# WRITTEN REQUEST 1
In the passage on Jerusalem, which suburbs has Secretary of State Kerry proposed using?
# WRITTEN REQUEST 2
Decide whether each statement agrees with the passage on Jerusalem, answering yes or no and quoting the deciding words: (a) A key Palestinian demand is that East Jerusalem, including the Old City, become the capital of the new Palestinian state. (b) Under the resolution described, Israel would take over control of the Muslim religious sites in Jerusalem. (c) The Dome of the Rock sits on the spot that was once the Holy Temple.

One of the key Palestinian demands is that East Jerusalem, including the Old City, become the capital of the new Palestinian state.  Once again, this is something that is simply not going to happen any time soon.  There would be no political will in Israel for dividing Jerusalem and certainly no appetite for Israel to relinquish the one place in the world that is holy to the Jewish people.  So Secretary of State Kerry has proposed using suburbs of Jerusalem, including Kafr Aqab or Abu Dis and calling those suburbs "Greater Jerusalem" or some other terminology so that "Jerusalem" can still be listed as the Palestinian capital.  While this would be unpalatable to many on both sides, it may be a reasonable resolution of the issue, especially when combined with the fact that Palestinians would continue to control the Muslim religious sites in Jerusalem as they do today, even though the Dome of the Rock sits on the very spot that was once the Holy Temple.

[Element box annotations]
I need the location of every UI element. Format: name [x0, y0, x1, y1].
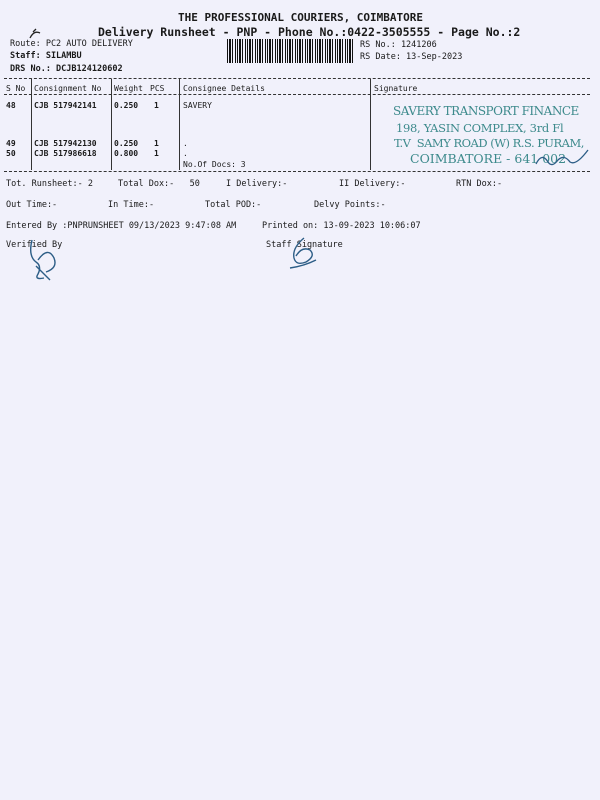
table-row-consignment: CJB 517986618 [34, 149, 97, 158]
no-of-docs: No.Of Docs: 3 [183, 160, 246, 169]
ii-delivery: II Delivery:- [339, 179, 406, 189]
table-row-sno: 48 [6, 101, 16, 110]
total-runsheet: Tot. Runsheet:- 2 [6, 179, 93, 189]
table-bottom-rule [4, 171, 590, 172]
table-row-consignment: CJB 517942130 [34, 139, 97, 148]
barcode [227, 39, 353, 63]
col-divider [370, 79, 371, 170]
staff-label: Staff: SILAMBU [10, 51, 82, 61]
rs-number: RS No.: 1241206 [360, 40, 437, 50]
col-divider [31, 79, 32, 170]
total-pod: Total POD:- [205, 200, 262, 210]
i-delivery: I Delivery:- [226, 179, 288, 189]
column-header-signature: Signature [374, 84, 418, 93]
column-header-consignee: Consignee Details [183, 84, 265, 93]
consignee-stamp-line3: T.V SAMY ROAD (W) R.S. PURAM, [394, 136, 584, 150]
table-row-consignee: . [183, 139, 188, 148]
consignee-stamp-line2: 198, YASIN COMPLEX, 3rd Fl [396, 121, 564, 135]
column-header-pcs: PCS [150, 84, 165, 93]
table-row-weight: 0.800 [114, 149, 139, 158]
delvy-points: Delvy Points:- [314, 200, 386, 210]
drs-number: DRS No.: DCJB124120602 [10, 64, 123, 74]
table-row-weight: 0.250 [114, 139, 139, 148]
verified-by-label: Verified By [6, 240, 63, 250]
verifier-signature-scribble [24, 236, 64, 286]
staff-signature-scribble [286, 236, 322, 276]
column-header-weight: Weight [114, 84, 143, 93]
rtn-dox: RTN Dox:- [456, 179, 503, 189]
column-header-sno: S No [6, 84, 26, 93]
staff-signature-label: Staff Signature [266, 240, 343, 250]
consignee-signature-scribble [532, 146, 590, 176]
out-time: Out Time:- [6, 200, 58, 210]
printed-on: Printed on: 13-09-2023 10:06:07 [262, 221, 421, 231]
table-row-sno: 50 [6, 149, 16, 158]
table-row-pcs: 1 [154, 149, 159, 158]
in-time: In Time:- [108, 200, 155, 210]
col-divider [111, 79, 112, 170]
table-row-weight: 0.250 [114, 101, 139, 110]
consignee-stamp-line1: SAVERY TRANSPORT FINANCE [393, 104, 579, 118]
table-row-consignment: CJB 517942141 [34, 101, 97, 110]
consignee-stamp-line4: COIMBATORE - 641 002 [410, 151, 567, 166]
table-row-sno: 49 [6, 139, 16, 148]
column-header-consignment: Consignment No [34, 84, 102, 93]
table-row-pcs: 1 [154, 101, 159, 110]
document-title: Delivery Runsheet - PNP - Phone No.:0422-3505555 - Page No.:2 [98, 25, 521, 39]
table-top-rule [4, 78, 590, 79]
rs-date: RS Date: 13-Sep-2023 [360, 52, 463, 62]
table-row-consignee: . [183, 149, 188, 158]
header-bottom-rule [4, 94, 590, 95]
col-divider [179, 79, 180, 170]
table-row-pcs: 1 [154, 139, 159, 148]
table-row-consignee: SAVERY [183, 101, 212, 110]
company-name: THE PROFESSIONAL COURIERS, COIMBATORE [178, 11, 424, 24]
total-dox: Total Dox:- 50 [118, 179, 200, 189]
route-label: Route: PC2 AUTO DELIVERY [10, 39, 133, 49]
entered-by: Entered By :PNPRUNSHEET 09/13/2023 9:47:08 AM [6, 221, 237, 231]
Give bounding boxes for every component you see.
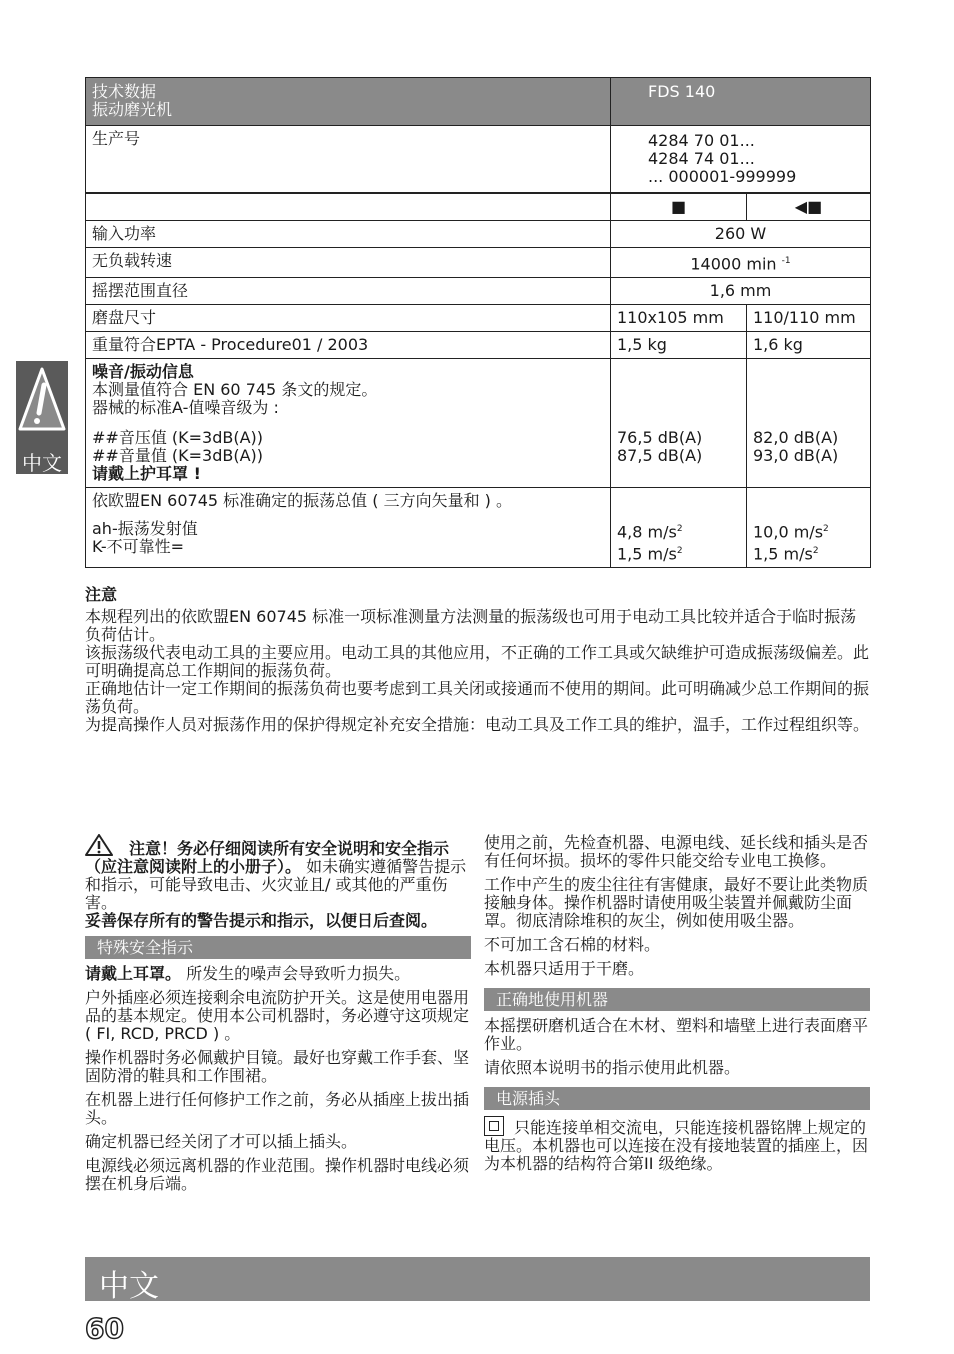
- row-label: 摇摆范围直径: [86, 278, 611, 305]
- ear-protection-heading: 请戴上耳罩。: [85, 964, 182, 983]
- note-section: [85, 586, 870, 734]
- unit-sup: 2: [676, 545, 683, 556]
- row-label: 无负载转速: [86, 248, 611, 278]
- safety-paragraph: 本机器只适用于干磨。: [484, 959, 645, 978]
- noise-values-2: [747, 359, 871, 488]
- warning-text: 如未确实遵循警告提示和指示，可能导致电击、火灾並且/ 或其他的严重伤害。: [85, 857, 467, 912]
- speed-unit-sup: -1: [781, 256, 791, 266]
- production-value: 4284 70 01...: [648, 131, 755, 150]
- production-value: 4284 74 01...: [648, 149, 755, 168]
- section-header-special-safety: 特殊安全指示: [85, 936, 471, 959]
- row-value: 1,5 kg: [611, 332, 747, 359]
- left-column: [85, 834, 471, 1199]
- header-tech-data: 技术数据: [92, 82, 157, 101]
- noise-values-1: [611, 359, 747, 488]
- note-paragraph: 正确地估计一定工作期间的振荡负荷也要考虑到工具关闭或接通而不使用的期间。此可明确减少总工作期间的振荡负荷。: [85, 679, 870, 716]
- keep-instructions-text: 妥善保存所有的警告提示和指示，以便日后查阅。: [85, 911, 438, 930]
- noise-power-label: ##音量值 (K=3dB(A)): [92, 446, 264, 466]
- table-row: [86, 305, 871, 332]
- empty-cell: [86, 193, 611, 221]
- row-value: 110/110 mm: [747, 305, 871, 332]
- vibration-ah-label: ah-振荡发射值: [92, 519, 198, 539]
- row-label: 磨盘尺寸: [86, 305, 611, 332]
- safety-paragraph: 电源线必须远离机器的作业范围。操作机器时电线必须摆在机身后端。: [85, 1156, 470, 1193]
- vibration-value: 1,5 m/s: [617, 543, 677, 563]
- noise-pressure-label: ##音压值 (K=3dB(A)): [92, 428, 264, 448]
- technical-data-table: [85, 77, 871, 568]
- table-row: [86, 193, 871, 221]
- row-value: 260 W: [611, 221, 871, 248]
- noise-value: 82,0 dB(A): [753, 428, 839, 448]
- unit-sup: 2: [823, 524, 829, 535]
- safety-paragraph: 户外插座必须连接剩余电流防护开关。这是使用电器用品的基本规定。使用本公司机器时，务必遵守这项规定 ( FI, RCD, PRCD ) 。: [85, 988, 470, 1043]
- page-number: 60: [85, 1312, 124, 1345]
- note-title: 注意: [85, 585, 118, 604]
- note-paragraph: 该振荡级代表电动工具的主要应用。电动工具的其他应用，不正确的工作工具或欠缺维护可造成振荡级偏差。此可明确提高总工作期间的振荡负荷。: [85, 643, 870, 680]
- row-label: 输入功率: [86, 221, 611, 248]
- noise-title: 噪音/振动信息: [92, 362, 194, 382]
- table-row: [86, 488, 871, 568]
- vibration-k-label: K-不可靠性=: [92, 537, 184, 557]
- vibration-title: 依欧盟EN 60745 标准确定的振荡总值 ( 三方向矢量和 ) 。: [92, 491, 512, 511]
- vibration-value: 1,5 m/s: [753, 543, 813, 563]
- row-value: 1,6 kg: [747, 332, 871, 359]
- section-header-intended-use: 正确地使用机器: [484, 988, 870, 1011]
- noise-value: 76,5 dB(A): [617, 428, 703, 448]
- safety-paragraph: 不可加工含石棉的材料。: [484, 935, 661, 954]
- row-value: 1,6 mm: [611, 278, 871, 305]
- mode-icon-2: ◀■: [747, 193, 871, 221]
- language-side-tab: [16, 361, 68, 474]
- table-header-row: [86, 78, 871, 126]
- header-product-name: 振动磨光机: [92, 100, 173, 119]
- note-paragraph: 本规程列出的依欧盟EN 60745 标准一项标准测量方法测量的振荡级也可用于电动工具比较并适合于临时振荡负荷估计。: [85, 607, 857, 644]
- unit-sup: 2: [676, 524, 683, 535]
- safety-paragraph: 使用之前，先检查机器、电源电线、延长线和插头是否有任何坏损。损坏的零件只能交给专业电工换修。: [484, 833, 869, 870]
- double-insulation-icon: [484, 1116, 504, 1136]
- vibration-value: 4,8 m/s: [617, 522, 677, 542]
- vibration-values-2: [747, 488, 871, 568]
- production-value: ... 000001-999999: [648, 167, 797, 186]
- table-row: [86, 278, 871, 305]
- ear-protect-note: 请戴上护耳罩 !: [92, 464, 201, 484]
- row-value: [611, 248, 871, 278]
- side-tab-label: 中文: [22, 451, 62, 475]
- mode-icon-1: ■: [611, 193, 747, 221]
- table-row: [86, 248, 871, 278]
- noise-text: 本测量值符合 EN 60 745 条文的规定。: [92, 380, 378, 400]
- vibration-cell: [86, 488, 611, 568]
- warning-heading: 注意！务必仔细阅读所有安全说明和安全指示（应注意阅读附上的小册子）。: [85, 839, 450, 876]
- footer-language-label: 中文: [99, 1269, 159, 1304]
- use-paragraph: 本摇摆研磨机适合在木材、塑料和墙壁上进行表面磨平作业。: [484, 1016, 869, 1053]
- noise-value: 87,5 dB(A): [617, 446, 703, 466]
- noise-info-cell: [86, 359, 611, 488]
- table-row: [86, 332, 871, 359]
- noise-value: 93,0 dB(A): [753, 446, 839, 466]
- note-paragraph: 为提高操作人员对振荡作用的保护得规定补充安全措施：电动工具及工作工具的维护，温手，工作过程组织等。: [85, 715, 870, 734]
- warning-triangle-icon: [85, 834, 113, 856]
- vibration-values-1: [611, 488, 747, 568]
- row-value: 110x105 mm: [611, 305, 747, 332]
- warning-icon: [18, 365, 66, 435]
- noise-text: 器械的标准A-值噪音级为 :: [92, 398, 279, 418]
- production-label: 生产号: [86, 126, 611, 194]
- table-row: [86, 359, 871, 488]
- right-column: [484, 834, 870, 1179]
- header-model: FDS 140: [611, 78, 871, 126]
- table-row: [86, 221, 871, 248]
- ear-protection-text: 所发生的噪声会导致听力损失。: [186, 964, 411, 983]
- production-values: [611, 126, 871, 194]
- footer-language-bar: [85, 1257, 870, 1304]
- safety-paragraph: 工作中产生的废尘往往有害健康，最好不要让此类物质接触身体。操作机器时请使用吸尘装置并佩戴防尘面罩。彻底清除堆积的灰尘，例如使用吸尘器。: [484, 875, 869, 930]
- safety-paragraph: 在机器上进行任何修护工作之前，务必从插座上拔出插头。: [85, 1090, 470, 1127]
- row-label: 重量符合EPTA - Procedure01 / 2003: [86, 332, 611, 359]
- safety-paragraph: 确定机器已经关闭了才可以插上插头。: [85, 1132, 358, 1151]
- unit-sup: 2: [812, 545, 819, 556]
- section-header-mains-plug: 电源插头: [484, 1087, 870, 1110]
- vibration-value: 10,0 m/s: [753, 522, 824, 542]
- speed-value: 14000 min: [690, 254, 777, 274]
- use-paragraph: 请依照本说明书的指示使用此机器。: [484, 1058, 741, 1077]
- safety-paragraph: 操作机器时务必佩戴护目镜。最好也穿戴工作手套、坚固防滑的鞋具和工作围裙。: [85, 1048, 470, 1085]
- table-row: [86, 126, 871, 194]
- plug-paragraph: 只能连接单相交流电，只能连接机器铭牌上规定的电压。本机器也可以连接在没有接地装置的插座上，因为本机器的结构符合第II 级绝缘。: [484, 1118, 869, 1173]
- table-header-title: [86, 78, 611, 126]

# COMPLETE OUTPUT 1
Kafr Aqab or Abu Dis

# COMPLETE OUTPUT 2
(a) Yes: "One of the key Palestinian demands is that East Jerusalem, including the Old City, become the capital of the new Palestinian state."
(b) No: "Palestinians would continue to control the Muslim religious sites in Jerusalem as they do today"
(c) Yes: "the Dome of the Rock sits on the very spot that was once the Holy Temple"